■ **Lines of data**
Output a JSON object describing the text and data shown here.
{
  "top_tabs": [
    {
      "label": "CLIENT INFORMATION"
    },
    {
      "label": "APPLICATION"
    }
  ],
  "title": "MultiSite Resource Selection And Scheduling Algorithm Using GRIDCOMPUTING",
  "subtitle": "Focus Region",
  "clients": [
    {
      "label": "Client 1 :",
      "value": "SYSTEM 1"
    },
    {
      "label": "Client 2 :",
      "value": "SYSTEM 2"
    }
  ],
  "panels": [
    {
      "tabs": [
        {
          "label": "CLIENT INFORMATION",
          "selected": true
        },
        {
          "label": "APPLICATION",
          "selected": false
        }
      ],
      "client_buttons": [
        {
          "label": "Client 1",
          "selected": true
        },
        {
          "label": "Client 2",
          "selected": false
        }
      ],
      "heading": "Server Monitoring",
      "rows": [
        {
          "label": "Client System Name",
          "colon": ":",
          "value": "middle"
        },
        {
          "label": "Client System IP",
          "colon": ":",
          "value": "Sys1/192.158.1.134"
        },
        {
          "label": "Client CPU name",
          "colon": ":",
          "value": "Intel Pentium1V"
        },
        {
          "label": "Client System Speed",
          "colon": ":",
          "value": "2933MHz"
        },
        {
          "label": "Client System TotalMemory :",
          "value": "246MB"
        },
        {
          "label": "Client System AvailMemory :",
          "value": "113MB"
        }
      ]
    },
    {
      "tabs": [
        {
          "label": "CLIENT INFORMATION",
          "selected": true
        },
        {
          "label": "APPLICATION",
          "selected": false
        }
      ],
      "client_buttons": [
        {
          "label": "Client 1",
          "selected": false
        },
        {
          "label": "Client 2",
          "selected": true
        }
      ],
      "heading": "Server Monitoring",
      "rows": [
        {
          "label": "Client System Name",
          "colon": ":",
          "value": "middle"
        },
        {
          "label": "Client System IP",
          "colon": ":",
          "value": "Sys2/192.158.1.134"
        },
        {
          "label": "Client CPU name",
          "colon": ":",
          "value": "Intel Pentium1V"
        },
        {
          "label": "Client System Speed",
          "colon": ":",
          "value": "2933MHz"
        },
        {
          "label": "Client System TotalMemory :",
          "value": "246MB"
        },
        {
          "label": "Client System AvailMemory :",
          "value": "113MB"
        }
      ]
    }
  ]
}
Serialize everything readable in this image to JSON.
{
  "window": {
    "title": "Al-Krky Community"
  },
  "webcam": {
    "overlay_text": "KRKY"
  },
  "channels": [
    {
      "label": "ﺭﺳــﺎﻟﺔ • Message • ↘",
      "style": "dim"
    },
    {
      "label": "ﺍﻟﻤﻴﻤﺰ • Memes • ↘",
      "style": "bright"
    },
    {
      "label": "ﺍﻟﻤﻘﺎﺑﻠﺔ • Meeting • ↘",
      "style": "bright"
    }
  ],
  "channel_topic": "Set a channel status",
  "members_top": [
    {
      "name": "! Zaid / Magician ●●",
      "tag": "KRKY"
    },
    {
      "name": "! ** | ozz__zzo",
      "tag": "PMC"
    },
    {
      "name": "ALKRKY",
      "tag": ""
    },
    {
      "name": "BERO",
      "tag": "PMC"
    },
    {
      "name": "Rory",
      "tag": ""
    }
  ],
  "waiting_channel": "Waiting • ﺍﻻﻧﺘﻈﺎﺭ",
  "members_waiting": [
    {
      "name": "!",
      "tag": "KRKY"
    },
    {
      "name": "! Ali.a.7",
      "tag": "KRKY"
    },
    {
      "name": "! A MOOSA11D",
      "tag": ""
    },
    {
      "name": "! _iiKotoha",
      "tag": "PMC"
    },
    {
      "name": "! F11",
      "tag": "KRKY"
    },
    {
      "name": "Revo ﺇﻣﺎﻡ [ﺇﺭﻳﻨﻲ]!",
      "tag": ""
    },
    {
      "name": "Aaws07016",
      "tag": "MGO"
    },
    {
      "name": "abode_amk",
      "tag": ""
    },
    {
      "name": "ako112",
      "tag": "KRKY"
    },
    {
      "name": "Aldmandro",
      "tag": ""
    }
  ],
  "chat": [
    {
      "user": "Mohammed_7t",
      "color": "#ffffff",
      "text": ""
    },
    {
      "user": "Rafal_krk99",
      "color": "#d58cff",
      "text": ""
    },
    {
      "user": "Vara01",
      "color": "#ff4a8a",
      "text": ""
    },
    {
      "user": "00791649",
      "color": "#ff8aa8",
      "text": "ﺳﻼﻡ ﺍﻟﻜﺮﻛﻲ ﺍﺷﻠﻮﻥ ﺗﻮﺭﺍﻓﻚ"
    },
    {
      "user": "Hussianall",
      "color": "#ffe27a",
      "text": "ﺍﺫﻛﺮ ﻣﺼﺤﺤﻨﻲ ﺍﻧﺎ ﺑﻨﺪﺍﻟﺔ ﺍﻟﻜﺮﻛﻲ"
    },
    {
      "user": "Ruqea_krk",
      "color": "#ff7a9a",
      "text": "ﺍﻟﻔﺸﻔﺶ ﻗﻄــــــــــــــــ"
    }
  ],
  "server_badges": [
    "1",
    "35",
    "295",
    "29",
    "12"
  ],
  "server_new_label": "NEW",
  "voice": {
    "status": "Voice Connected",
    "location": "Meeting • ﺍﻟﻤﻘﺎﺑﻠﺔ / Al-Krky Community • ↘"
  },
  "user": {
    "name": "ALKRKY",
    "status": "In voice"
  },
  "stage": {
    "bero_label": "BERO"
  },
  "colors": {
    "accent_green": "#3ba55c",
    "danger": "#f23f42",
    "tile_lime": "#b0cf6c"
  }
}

■ **The task**
Copy each record from above exactly, and include every line.

■ **Exercise response**
Output a JSON object describing the text and data shown here.
{
  "top_tabs": [
    {
      "label": "CLIENT INFORMATION"
    },
    {
      "label": "APPLICATION"
    }
  ],
  "title": "MultiSite Resource Selection And Scheduling Algorithm Using GRIDCOMPUTING",
  "subtitle": "Focus Region",
  "clients": [
    {
      "label": "Client 1 :",
      "value": "SYSTEM 1"
    },
    {
      "label": "Client 2 :",
      "value": "SYSTEM 2"
    }
  ],
  "panels": [
    {
      "tabs": [
        {
          "label": "CLIENT INFORMATION",
          "selected": true
        },
        {
          "label": "APPLICATION",
          "selected": false
        }
      ],
      "client_buttons": [
        {
          "label": "Client 1",
          "selected": true
        },
        {
          "label": "Client 2",
          "selected": false
        }
      ],
      "heading": "Server Monitoring",
      "rows": [
        {
          "label": "Client System Name",
          "colon": ":",
          "value": "middle"
        },
        {
          "label": "Client System IP",
          "colon": ":",
          "value": "Sys1/192.158.1.134"
        },
        {
          "label": "Client CPU name",
          "colon": ":",
          "value": "Intel Pentium1V"
        },
        {
          "label": "Client System Speed",
          "colon": ":",
          "value": "2933MHz"
        },
        {
          "label": "Client System TotalMemory :",
          "value": "246MB"
        },
        {
          "label": "Client System AvailMemory :",
          "value": "113MB"
        }
      ]
    },
    {
      "tabs": [
        {
          "label": "CLIENT INFORMATION",
          "selected": true
        },
        {
          "label": "APPLICATION",
          "selected": false
        }
      ],
      "client_buttons": [
        {
          "label": "Client 1",
          "selected": false
        },
        {
          "label": "Client 2",
          "selected": true
        }
      ],
      "heading": "Server Monitoring",
      "rows": [
        {
          "label": "Client System Name",
          "colon": ":",
          "value": "middle"
        },
        {
          "label": "Client System IP",
          "colon": ":",
          "value": "Sys2/192.158.1.134"
        },
        {
          "label": "Client CPU name",
          "colon": ":",
          "value": "Intel Pentium1V"
        },
        {
          "label": "Client System Speed",
          "colon": ":",
          "value": "2933MHz"
        },
        {
          "label": "Client System TotalMemory :",
          "value": "246MB"
        },
        {
          "label": "Client System AvailMemory :",
          "value": "113MB"
        }
      ]
    }
  ]
}
Serialize everything readable in this image to JSON.
{
  "window": {
    "title": "Al-Krky Community"
  },
  "webcam": {
    "overlay_text": "KRKY"
  },
  "channels": [
    {
      "label": "ﺭﺳــﺎﻟﺔ • Message • ↘",
      "style": "dim"
    },
    {
      "label": "ﺍﻟﻤﻴﻤﺰ • Memes • ↘",
      "style": "bright"
    },
    {
      "label": "ﺍﻟﻤﻘﺎﺑﻠﺔ • Meeting • ↘",
      "style": "bright"
    }
  ],
  "channel_topic": "Set a channel status",
  "members_top": [
    {
      "name": "! Zaid / Magician ●●",
      "tag": "KRKY"
    },
    {
      "name": "! ** | ozz__zzo",
      "tag": "PMC"
    },
    {
      "name": "ALKRKY",
      "tag": ""
    },
    {
      "name": "BERO",
      "tag": "PMC"
    },
    {
      "name": "Rory",
      "tag": ""
    }
  ],
  "waiting_channel": "Waiting • ﺍﻻﻧﺘﻈﺎﺭ",
  "members_waiting": [
    {
      "name": "!",
      "tag": "KRKY"
    },
    {
      "name": "! Ali.a.7",
      "tag": "KRKY"
    },
    {
      "name": "! A MOOSA11D",
      "tag": ""
    },
    {
      "name": "! _iiKotoha",
      "tag": "PMC"
    },
    {
      "name": "! F11",
      "tag": "KRKY"
    },
    {
      "name": "Revo ﺇﻣﺎﻡ [ﺇﺭﻳﻨﻲ]!",
      "tag": ""
    },
    {
      "name": "Aaws07016",
      "tag": "MGO"
    },
    {
      "name": "abode_amk",
      "tag": ""
    },
    {
      "name": "ako112",
      "tag": "KRKY"
    },
    {
      "name": "Aldmandro",
      "tag": ""
    }
  ],
  "chat": [
    {
      "user": "Mohammed_7t",
      "color": "#ffffff",
      "text": ""
    },
    {
      "user": "Rafal_krk99",
      "color": "#d58cff",
      "text": ""
    },
    {
      "user": "Vara01",
      "color": "#ff4a8a",
      "text": ""
    },
    {
      "user": "00791649",
      "color": "#ff8aa8",
      "text": "ﺳﻼﻡ ﺍﻟﻜﺮﻛﻲ ﺍﺷﻠﻮﻥ ﺗﻮﺭﺍﻓﻚ"
    },
    {
      "user": "Hussianall",
      "color": "#ffe27a",
      "text": "ﺍﺫﻛﺮ ﻣﺼﺤﺤﻨﻲ ﺍﻧﺎ ﺑﻨﺪﺍﻟﺔ ﺍﻟﻜﺮﻛﻲ"
    },
    {
      "user": "Ruqea_krk",
      "color": "#ff7a9a",
      "text": "ﺍﻟﻔﺸﻔﺶ ﻗﻄــــــــــــــــ"
    }
  ],
  "server_badges": [
    "1",
    "35",
    "295",
    "29",
    "12"
  ],
  "server_new_label": "NEW",
  "voice": {
    "status": "Voice Connected",
    "location": "Meeting • ﺍﻟﻤﻘﺎﺑﻠﺔ / Al-Krky Community • ↘"
  },
  "user": {
    "name": "ALKRKY",
    "status": "In voice"
  },
  "stage": {
    "bero_label": "BERO"
  },
  "colors": {
    "accent_green": "#3ba55c",
    "danger": "#f23f42",
    "tile_lime": "#b0cf6c"
  }
}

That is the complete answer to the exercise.